**DIRECTION**
Nothing in the records may be left out or altered; reproduce them all exactly.

[Records about charts and figures]
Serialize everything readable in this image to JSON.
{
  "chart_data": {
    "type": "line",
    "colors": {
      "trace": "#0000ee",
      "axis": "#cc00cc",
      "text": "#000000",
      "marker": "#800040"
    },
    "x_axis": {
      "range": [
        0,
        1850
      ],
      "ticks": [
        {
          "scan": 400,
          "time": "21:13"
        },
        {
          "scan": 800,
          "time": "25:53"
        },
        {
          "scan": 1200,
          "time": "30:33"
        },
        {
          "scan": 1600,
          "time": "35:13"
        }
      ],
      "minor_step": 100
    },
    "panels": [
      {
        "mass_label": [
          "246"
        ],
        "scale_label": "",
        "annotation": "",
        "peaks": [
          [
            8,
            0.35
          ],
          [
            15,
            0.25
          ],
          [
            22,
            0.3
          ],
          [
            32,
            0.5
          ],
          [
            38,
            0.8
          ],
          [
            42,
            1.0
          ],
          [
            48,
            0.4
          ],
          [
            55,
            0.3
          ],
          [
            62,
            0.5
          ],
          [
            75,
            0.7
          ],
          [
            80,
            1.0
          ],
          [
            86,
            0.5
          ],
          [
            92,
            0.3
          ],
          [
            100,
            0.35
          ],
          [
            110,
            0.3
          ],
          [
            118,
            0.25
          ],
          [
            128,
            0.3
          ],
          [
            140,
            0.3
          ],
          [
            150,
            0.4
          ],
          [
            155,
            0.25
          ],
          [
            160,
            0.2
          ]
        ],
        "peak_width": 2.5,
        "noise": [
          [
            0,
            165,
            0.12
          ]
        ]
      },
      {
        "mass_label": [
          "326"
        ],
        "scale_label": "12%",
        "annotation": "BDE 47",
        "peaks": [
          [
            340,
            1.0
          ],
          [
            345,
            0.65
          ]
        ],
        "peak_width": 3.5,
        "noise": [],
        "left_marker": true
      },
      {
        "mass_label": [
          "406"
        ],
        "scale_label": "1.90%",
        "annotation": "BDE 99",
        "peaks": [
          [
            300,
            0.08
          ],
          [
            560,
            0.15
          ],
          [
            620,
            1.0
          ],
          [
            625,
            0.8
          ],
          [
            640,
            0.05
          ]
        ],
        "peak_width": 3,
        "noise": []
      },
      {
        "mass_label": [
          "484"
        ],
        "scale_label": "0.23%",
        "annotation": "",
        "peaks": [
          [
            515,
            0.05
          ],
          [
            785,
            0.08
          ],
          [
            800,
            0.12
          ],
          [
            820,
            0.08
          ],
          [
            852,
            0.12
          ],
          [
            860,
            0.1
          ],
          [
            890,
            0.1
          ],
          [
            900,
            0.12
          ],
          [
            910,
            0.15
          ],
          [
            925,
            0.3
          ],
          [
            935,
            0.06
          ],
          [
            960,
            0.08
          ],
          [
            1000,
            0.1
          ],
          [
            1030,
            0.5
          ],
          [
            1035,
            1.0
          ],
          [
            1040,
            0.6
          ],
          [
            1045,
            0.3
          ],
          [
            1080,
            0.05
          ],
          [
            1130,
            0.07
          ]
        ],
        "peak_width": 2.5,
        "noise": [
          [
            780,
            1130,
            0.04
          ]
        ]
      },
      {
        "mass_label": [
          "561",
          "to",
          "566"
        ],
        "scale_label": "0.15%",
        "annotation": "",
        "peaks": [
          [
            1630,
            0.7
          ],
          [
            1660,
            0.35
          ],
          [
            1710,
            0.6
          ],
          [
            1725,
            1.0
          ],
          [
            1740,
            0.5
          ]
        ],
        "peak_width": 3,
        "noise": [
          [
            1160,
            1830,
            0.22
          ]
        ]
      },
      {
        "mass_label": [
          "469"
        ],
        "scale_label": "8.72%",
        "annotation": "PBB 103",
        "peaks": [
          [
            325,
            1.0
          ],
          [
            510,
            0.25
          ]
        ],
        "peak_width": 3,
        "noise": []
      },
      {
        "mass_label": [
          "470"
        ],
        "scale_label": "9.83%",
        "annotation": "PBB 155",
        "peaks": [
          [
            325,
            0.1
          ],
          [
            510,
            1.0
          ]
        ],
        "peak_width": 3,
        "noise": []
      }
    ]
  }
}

**RESULT OF THE EXERCISE**
Serialize everything readable in this image to JSON.
{
  "chart_data": {
    "type": "line",
    "colors": {
      "trace": "#0000ee",
      "axis": "#cc00cc",
      "text": "#000000",
      "marker": "#800040"
    },
    "x_axis": {
      "range": [
        0,
        1850
      ],
      "ticks": [
        {
          "scan": 400,
          "time": "21:13"
        },
        {
          "scan": 800,
          "time": "25:53"
        },
        {
          "scan": 1200,
          "time": "30:33"
        },
        {
          "scan": 1600,
          "time": "35:13"
        }
      ],
      "minor_step": 100
    },
    "panels": [
      {
        "mass_label": [
          "246"
        ],
        "scale_label": "",
        "annotation": "",
        "peaks": [
          [
            8,
            0.35
          ],
          [
            15,
            0.25
          ],
          [
            22,
            0.3
          ],
          [
            32,
            0.5
          ],
          [
            38,
            0.8
          ],
          [
            42,
            1.0
          ],
          [
            48,
            0.4
          ],
          [
            55,
            0.3
          ],
          [
            62,
            0.5
          ],
          [
            75,
            0.7
          ],
          [
            80,
            1.0
          ],
          [
            86,
            0.5
          ],
          [
            92,
            0.3
          ],
          [
            100,
            0.35
          ],
          [
            110,
            0.3
          ],
          [
            118,
            0.25
          ],
          [
            128,
            0.3
          ],
          [
            140,
            0.3
          ],
          [
            150,
            0.4
          ],
          [
            155,
            0.25
          ],
          [
            160,
            0.2
          ]
        ],
        "peak_width": 2.5,
        "noise": [
          [
            0,
            165,
            0.12
          ]
        ]
      },
      {
        "mass_label": [
          "326"
        ],
        "scale_label": "12%",
        "annotation": "BDE 47",
        "peaks": [
          [
            340,
            1.0
          ],
          [
            345,
            0.65
          ]
        ],
        "peak_width": 3.5,
        "noise": [],
        "left_marker": true
      },
      {
        "mass_label": [
          "406"
        ],
        "scale_label": "1.90%",
        "annotation": "BDE 99",
        "peaks": [
          [
            300,
            0.08
          ],
          [
            560,
            0.15
          ],
          [
            620,
            1.0
          ],
          [
            625,
            0.8
          ],
          [
            640,
            0.05
          ]
        ],
        "peak_width": 3,
        "noise": []
      },
      {
        "mass_label": [
          "484"
        ],
        "scale_label": "0.23%",
        "annotation": "",
        "peaks": [
          [
            515,
            0.05
          ],
          [
            785,
            0.08
          ],
          [
            800,
            0.12
          ],
          [
            820,
            0.08
          ],
          [
            852,
            0.12
          ],
          [
            860,
            0.1
          ],
          [
            890,
            0.1
          ],
          [
            900,
            0.12
          ],
          [
            910,
            0.15
          ],
          [
            925,
            0.3
          ],
          [
            935,
            0.06
          ],
          [
            960,
            0.08
          ],
          [
            1000,
            0.1
          ],
          [
            1030,
            0.5
          ],
          [
            1035,
            1.0
          ],
          [
            1040,
            0.6
          ],
          [
            1045,
            0.3
          ],
          [
            1080,
            0.05
          ],
          [
            1130,
            0.07
          ]
        ],
        "peak_width": 2.5,
        "noise": [
          [
            780,
            1130,
            0.04
          ]
        ]
      },
      {
        "mass_label": [
          "561",
          "to",
          "566"
        ],
        "scale_label": "0.15%",
        "annotation": "",
        "peaks": [
          [
            1630,
            0.7
          ],
          [
            1660,
            0.35
          ],
          [
            1710,
            0.6
          ],
          [
            1725,
            1.0
          ],
          [
            1740,
            0.5
          ]
        ],
        "peak_width": 3,
        "noise": [
          [
            1160,
            1830,
            0.22
          ]
        ]
      },
      {
        "mass_label": [
          "469"
        ],
        "scale_label": "8.72%",
        "annotation": "PBB 103",
        "peaks": [
          [
            325,
            1.0
          ],
          [
            510,
            0.25
          ]
        ],
        "peak_width": 3,
        "noise": []
      },
      {
        "mass_label": [
          "470"
        ],
        "scale_label": "9.83%",
        "annotation": "PBB 155",
        "peaks": [
          [
            325,
            0.1
          ],
          [
            510,
            1.0
          ]
        ],
        "peak_width": 3,
        "noise": []
      }
    ]
  }
}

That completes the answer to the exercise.